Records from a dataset
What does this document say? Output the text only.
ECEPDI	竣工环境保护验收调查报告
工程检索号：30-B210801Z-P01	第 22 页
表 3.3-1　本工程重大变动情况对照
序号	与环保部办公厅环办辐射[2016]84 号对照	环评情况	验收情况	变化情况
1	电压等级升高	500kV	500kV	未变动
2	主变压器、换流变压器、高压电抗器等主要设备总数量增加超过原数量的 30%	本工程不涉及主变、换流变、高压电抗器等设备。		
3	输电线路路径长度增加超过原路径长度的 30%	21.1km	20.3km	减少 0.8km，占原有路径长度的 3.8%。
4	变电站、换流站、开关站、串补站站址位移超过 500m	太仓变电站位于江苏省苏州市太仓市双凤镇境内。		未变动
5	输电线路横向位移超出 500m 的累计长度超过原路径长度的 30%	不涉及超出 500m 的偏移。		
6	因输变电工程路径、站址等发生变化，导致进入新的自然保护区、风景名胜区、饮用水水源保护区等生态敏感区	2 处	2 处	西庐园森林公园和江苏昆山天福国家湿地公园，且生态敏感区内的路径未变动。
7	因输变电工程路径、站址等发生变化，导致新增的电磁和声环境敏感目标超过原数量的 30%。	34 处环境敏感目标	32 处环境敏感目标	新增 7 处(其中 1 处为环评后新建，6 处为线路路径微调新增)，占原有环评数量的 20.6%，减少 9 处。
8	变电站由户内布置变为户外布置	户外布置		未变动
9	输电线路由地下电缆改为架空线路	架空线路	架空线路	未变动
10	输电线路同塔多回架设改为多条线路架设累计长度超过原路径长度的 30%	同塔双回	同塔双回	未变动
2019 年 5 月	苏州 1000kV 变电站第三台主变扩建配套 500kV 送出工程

• _BRIEF_:
Transcribe all of the entries without altering anything.

• _COMPLETE RESPONSE_:
What does this document say? Output the text only.
ECEPDI	竣工环境保护验收调查报告
工程检索号：30-B210801Z-P01	第 22 页
表 3.3-1　本工程重大变动情况对照
序号	与环保部办公厅环办辐射[2016]84 号对照	环评情况	验收情况	变化情况
1	电压等级升高	500kV	500kV	未变动
2	主变压器、换流变压器、高压电抗器等主要设备总数量增加超过原数量的 30%	本工程不涉及主变、换流变、高压电抗器等设备。		
3	输电线路路径长度增加超过原路径长度的 30%	21.1km	20.3km	减少 0.8km，占原有路径长度的 3.8%。
4	变电站、换流站、开关站、串补站站址位移超过 500m	太仓变电站位于江苏省苏州市太仓市双凤镇境内。		未变动
5	输电线路横向位移超出 500m 的累计长度超过原路径长度的 30%	不涉及超出 500m 的偏移。		
6	因输变电工程路径、站址等发生变化，导致进入新的自然保护区、风景名胜区、饮用水水源保护区等生态敏感区	2 处	2 处	西庐园森林公园和江苏昆山天福国家湿地公园，且生态敏感区内的路径未变动。
7	因输变电工程路径、站址等发生变化，导致新增的电磁和声环境敏感目标超过原数量的 30%。	34 处环境敏感目标	32 处环境敏感目标	新增 7 处(其中 1 处为环评后新建，6 处为线路路径微调新增)，占原有环评数量的 20.6%，减少 9 处。
8	变电站由户内布置变为户外布置	户外布置		未变动
9	输电线路由地下电缆改为架空线路	架空线路	架空线路	未变动
10	输电线路同塔多回架设改为多条线路架设累计长度超过原路径长度的 30%	同塔双回	同塔双回	未变动
2019 年 5 月	苏州 1000kV 变电站第三台主变扩建配套 500kV 送出工程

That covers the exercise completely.